### AIM OF THE EXERCISE
Leave out the pictures and repeat the rest of the material exactly.

--- Start INFORMATION SUPPLIED ---

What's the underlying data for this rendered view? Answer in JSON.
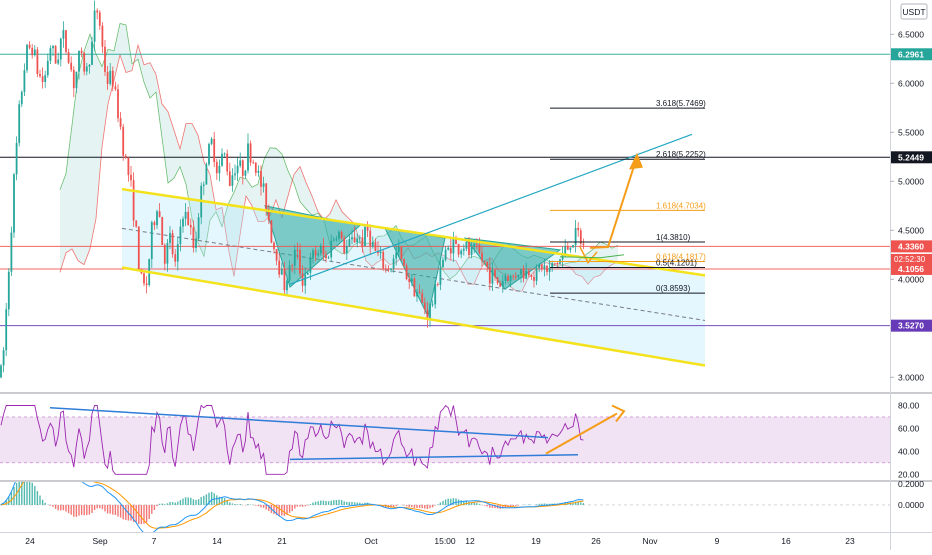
{
  "chart_data": [
    {
      "type": "candlestick",
      "currency": "USDT",
      "x_ticks": [
        "24",
        "Sep",
        "7",
        "14",
        "21",
        "Oct",
        "15:00",
        "12",
        "19",
        "26",
        "Nov",
        "9",
        "16",
        "23"
      ],
      "y_ticks": [
        "6.5000",
        "6.0000",
        "5.5000",
        "5.0000",
        "4.5000",
        "4.0000",
        "3.5000",
        "3.0000"
      ],
      "ylim": [
        2.85,
        6.85
      ],
      "price_path": [
        [
          0,
          3.0
        ],
        [
          4,
          3.3
        ],
        [
          8,
          4.0
        ],
        [
          14,
          5.0
        ],
        [
          20,
          5.8
        ],
        [
          26,
          6.3
        ],
        [
          32,
          6.4
        ],
        [
          38,
          6.1
        ],
        [
          44,
          6.0
        ],
        [
          50,
          6.4
        ],
        [
          56,
          6.2
        ],
        [
          62,
          6.5
        ],
        [
          68,
          6.3
        ],
        [
          74,
          6.0
        ],
        [
          80,
          6.3
        ],
        [
          86,
          6.1
        ],
        [
          92,
          6.4
        ],
        [
          96,
          6.8
        ],
        [
          100,
          6.6
        ],
        [
          104,
          6.2
        ],
        [
          108,
          6.0
        ],
        [
          112,
          6.1
        ],
        [
          116,
          5.8
        ],
        [
          120,
          5.6
        ],
        [
          124,
          5.3
        ],
        [
          130,
          5.0
        ],
        [
          135,
          4.6
        ],
        [
          140,
          4.0
        ],
        [
          146,
          3.9
        ],
        [
          152,
          4.5
        ],
        [
          158,
          4.8
        ],
        [
          164,
          4.2
        ],
        [
          170,
          4.4
        ],
        [
          176,
          4.1
        ],
        [
          182,
          4.7
        ],
        [
          188,
          4.6
        ],
        [
          194,
          4.3
        ],
        [
          200,
          4.8
        ],
        [
          206,
          5.2
        ],
        [
          212,
          5.4
        ],
        [
          218,
          5.1
        ],
        [
          224,
          5.3
        ],
        [
          230,
          5.0
        ],
        [
          236,
          5.2
        ],
        [
          242,
          5.1
        ],
        [
          248,
          5.3
        ],
        [
          254,
          5.2
        ],
        [
          260,
          5.0
        ],
        [
          266,
          4.8
        ],
        [
          272,
          4.4
        ],
        [
          278,
          4.2
        ],
        [
          284,
          3.95
        ],
        [
          290,
          4.1
        ],
        [
          296,
          4.3
        ],
        [
          302,
          4.0
        ],
        [
          308,
          4.1
        ],
        [
          314,
          4.25
        ],
        [
          320,
          4.3
        ],
        [
          326,
          4.2
        ],
        [
          332,
          4.4
        ],
        [
          338,
          4.5
        ],
        [
          344,
          4.3
        ],
        [
          350,
          4.35
        ],
        [
          356,
          4.45
        ],
        [
          362,
          4.4
        ],
        [
          368,
          4.5
        ],
        [
          374,
          4.3
        ],
        [
          380,
          4.2
        ],
        [
          386,
          4.1
        ],
        [
          392,
          4.15
        ],
        [
          398,
          4.3
        ],
        [
          404,
          4.1
        ],
        [
          410,
          4.0
        ],
        [
          416,
          3.9
        ],
        [
          422,
          3.75
        ],
        [
          428,
          3.65
        ],
        [
          434,
          3.8
        ],
        [
          440,
          4.15
        ],
        [
          446,
          4.25
        ],
        [
          452,
          4.4
        ],
        [
          458,
          4.3
        ],
        [
          464,
          4.35
        ],
        [
          470,
          4.25
        ],
        [
          476,
          4.3
        ],
        [
          482,
          4.2
        ],
        [
          488,
          4.1
        ],
        [
          494,
          4.0
        ],
        [
          500,
          3.95
        ],
        [
          506,
          4.05
        ],
        [
          512,
          4.0
        ],
        [
          518,
          4.1
        ],
        [
          524,
          4.05
        ],
        [
          530,
          4.1
        ],
        [
          536,
          4.05
        ],
        [
          542,
          4.15
        ],
        [
          548,
          4.05
        ],
        [
          554,
          4.15
        ],
        [
          560,
          4.2
        ],
        [
          566,
          4.3
        ],
        [
          572,
          4.4
        ],
        [
          578,
          4.45
        ],
        [
          582,
          4.35
        ],
        [
          586,
          4.3
        ]
      ],
      "horizontal_levels": [
        {
          "value": 6.2961,
          "label": "6.2961",
          "color": "#26a69a"
        },
        {
          "value": 5.2449,
          "label": "5.2449",
          "color": "#131722"
        },
        {
          "value": 4.336,
          "label": "4.3360",
          "color": "#ef5350"
        },
        {
          "value": 4.1056,
          "label": "4.1056",
          "color": "#ef5350"
        },
        {
          "value": 3.527,
          "label": "3.5270",
          "color": "#673ab7"
        }
      ],
      "countdown": "02:52:30",
      "fibonacci": [
        {
          "label": "3.618(5.7469)",
          "value": 5.7469,
          "color": "#131722"
        },
        {
          "label": "2.618(5.2252)",
          "value": 5.2252,
          "color": "#131722"
        },
        {
          "label": "1.618(4.7034)",
          "value": 4.7034,
          "color": "#f59d18"
        },
        {
          "label": "1(4.3810)",
          "value": 4.381,
          "color": "#131722"
        },
        {
          "label": "0.618(4.1817)",
          "value": 4.1817,
          "color": "#f59d18"
        },
        {
          "label": "0.5(4.1201)",
          "value": 4.1201,
          "color": "#131722"
        },
        {
          "label": "0(3.8593)",
          "value": 3.8593,
          "color": "#131722"
        }
      ],
      "colors": {
        "up": "#26a69a",
        "down": "#ef5350",
        "channel": "#f4e21c",
        "arrow": "#f59d18",
        "trend": "#22a7c2"
      }
    },
    {
      "type": "line",
      "indicator": "RSI",
      "y_ticks": [
        "80.00",
        "60.00",
        "40.00",
        "20.00"
      ],
      "ylim": [
        15,
        90
      ],
      "band": [
        30,
        70
      ],
      "colors": {
        "line": "#9c27b0",
        "trend": "#2f7dd8",
        "arrow": "#f59d18"
      }
    },
    {
      "type": "bar",
      "indicator": "MACD",
      "y_ticks": [
        "0.2000",
        "0.0000"
      ],
      "ylim": [
        -0.26,
        0.22
      ],
      "colors": {
        "macd": "#2196f3",
        "signal": "#ff9800",
        "hist_up": "#26a69a",
        "hist_down": "#ef5350"
      }
    }
  ]
}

--- End INFORMATION SUPPLIED ---

### RESULT BELOW
What's the underlying data for this rendered view? Answer in JSON.
{
  "chart_data": [
    {
      "type": "candlestick",
      "currency": "USDT",
      "x_ticks": [
        "24",
        "Sep",
        "7",
        "14",
        "21",
        "Oct",
        "15:00",
        "12",
        "19",
        "26",
        "Nov",
        "9",
        "16",
        "23"
      ],
      "y_ticks": [
        "6.5000",
        "6.0000",
        "5.5000",
        "5.0000",
        "4.5000",
        "4.0000",
        "3.5000",
        "3.0000"
      ],
      "ylim": [
        2.85,
        6.85
      ],
      "price_path": [
        [
          0,
          3.0
        ],
        [
          4,
          3.3
        ],
        [
          8,
          4.0
        ],
        [
          14,
          5.0
        ],
        [
          20,
          5.8
        ],
        [
          26,
          6.3
        ],
        [
          32,
          6.4
        ],
        [
          38,
          6.1
        ],
        [
          44,
          6.0
        ],
        [
          50,
          6.4
        ],
        [
          56,
          6.2
        ],
        [
          62,
          6.5
        ],
        [
          68,
          6.3
        ],
        [
          74,
          6.0
        ],
        [
          80,
          6.3
        ],
        [
          86,
          6.1
        ],
        [
          92,
          6.4
        ],
        [
          96,
          6.8
        ],
        [
          100,
          6.6
        ],
        [
          104,
          6.2
        ],
        [
          108,
          6.0
        ],
        [
          112,
          6.1
        ],
        [
          116,
          5.8
        ],
        [
          120,
          5.6
        ],
        [
          124,
          5.3
        ],
        [
          130,
          5.0
        ],
        [
          135,
          4.6
        ],
        [
          140,
          4.0
        ],
        [
          146,
          3.9
        ],
        [
          152,
          4.5
        ],
        [
          158,
          4.8
        ],
        [
          164,
          4.2
        ],
        [
          170,
          4.4
        ],
        [
          176,
          4.1
        ],
        [
          182,
          4.7
        ],
        [
          188,
          4.6
        ],
        [
          194,
          4.3
        ],
        [
          200,
          4.8
        ],
        [
          206,
          5.2
        ],
        [
          212,
          5.4
        ],
        [
          218,
          5.1
        ],
        [
          224,
          5.3
        ],
        [
          230,
          5.0
        ],
        [
          236,
          5.2
        ],
        [
          242,
          5.1
        ],
        [
          248,
          5.3
        ],
        [
          254,
          5.2
        ],
        [
          260,
          5.0
        ],
        [
          266,
          4.8
        ],
        [
          272,
          4.4
        ],
        [
          278,
          4.2
        ],
        [
          284,
          3.95
        ],
        [
          290,
          4.1
        ],
        [
          296,
          4.3
        ],
        [
          302,
          4.0
        ],
        [
          308,
          4.1
        ],
        [
          314,
          4.25
        ],
        [
          320,
          4.3
        ],
        [
          326,
          4.2
        ],
        [
          332,
          4.4
        ],
        [
          338,
          4.5
        ],
        [
          344,
          4.3
        ],
        [
          350,
          4.35
        ],
        [
          356,
          4.45
        ],
        [
          362,
          4.4
        ],
        [
          368,
          4.5
        ],
        [
          374,
          4.3
        ],
        [
          380,
          4.2
        ],
        [
          386,
          4.1
        ],
        [
          392,
          4.15
        ],
        [
          398,
          4.3
        ],
        [
          404,
          4.1
        ],
        [
          410,
          4.0
        ],
        [
          416,
          3.9
        ],
        [
          422,
          3.75
        ],
        [
          428,
          3.65
        ],
        [
          434,
          3.8
        ],
        [
          440,
          4.15
        ],
        [
          446,
          4.25
        ],
        [
          452,
          4.4
        ],
        [
          458,
          4.3
        ],
        [
          464,
          4.35
        ],
        [
          470,
          4.25
        ],
        [
          476,
          4.3
        ],
        [
          482,
          4.2
        ],
        [
          488,
          4.1
        ],
        [
          494,
          4.0
        ],
        [
          500,
          3.95
        ],
        [
          506,
          4.05
        ],
        [
          512,
          4.0
        ],
        [
          518,
          4.1
        ],
        [
          524,
          4.05
        ],
        [
          530,
          4.1
        ],
        [
          536,
          4.05
        ],
        [
          542,
          4.15
        ],
        [
          548,
          4.05
        ],
        [
          554,
          4.15
        ],
        [
          560,
          4.2
        ],
        [
          566,
          4.3
        ],
        [
          572,
          4.4
        ],
        [
          578,
          4.45
        ],
        [
          582,
          4.35
        ],
        [
          586,
          4.3
        ]
      ],
      "horizontal_levels": [
        {
          "value": 6.2961,
          "label": "6.2961",
          "color": "#26a69a"
        },
        {
          "value": 5.2449,
          "label": "5.2449",
          "color": "#131722"
        },
        {
          "value": 4.336,
          "label": "4.3360",
          "color": "#ef5350"
        },
        {
          "value": 4.1056,
          "label": "4.1056",
          "color": "#ef5350"
        },
        {
          "value": 3.527,
          "label": "3.5270",
          "color": "#673ab7"
        }
      ],
      "countdown": "02:52:30",
      "fibonacci": [
        {
          "label": "3.618(5.7469)",
          "value": 5.7469,
          "color": "#131722"
        },
        {
          "label": "2.618(5.2252)",
          "value": 5.2252,
          "color": "#131722"
        },
        {
          "label": "1.618(4.7034)",
          "value": 4.7034,
          "color": "#f59d18"
        },
        {
          "label": "1(4.3810)",
          "value": 4.381,
          "color": "#131722"
        },
        {
          "label": "0.618(4.1817)",
          "value": 4.1817,
          "color": "#f59d18"
        },
        {
          "label": "0.5(4.1201)",
          "value": 4.1201,
          "color": "#131722"
        },
        {
          "label": "0(3.8593)",
          "value": 3.8593,
          "color": "#131722"
        }
      ],
      "colors": {
        "up": "#26a69a",
        "down": "#ef5350",
        "channel": "#f4e21c",
        "arrow": "#f59d18",
        "trend": "#22a7c2"
      }
    },
    {
      "type": "line",
      "indicator": "RSI",
      "y_ticks": [
        "80.00",
        "60.00",
        "40.00",
        "20.00"
      ],
      "ylim": [
        15,
        90
      ],
      "band": [
        30,
        70
      ],
      "colors": {
        "line": "#9c27b0",
        "trend": "#2f7dd8",
        "arrow": "#f59d18"
      }
    },
    {
      "type": "bar",
      "indicator": "MACD",
      "y_ticks": [
        "0.2000",
        "0.0000"
      ],
      "ylim": [
        -0.26,
        0.22
      ],
      "colors": {
        "macd": "#2196f3",
        "signal": "#ff9800",
        "hist_up": "#26a69a",
        "hist_down": "#ef5350"
      }
    }
  ]
}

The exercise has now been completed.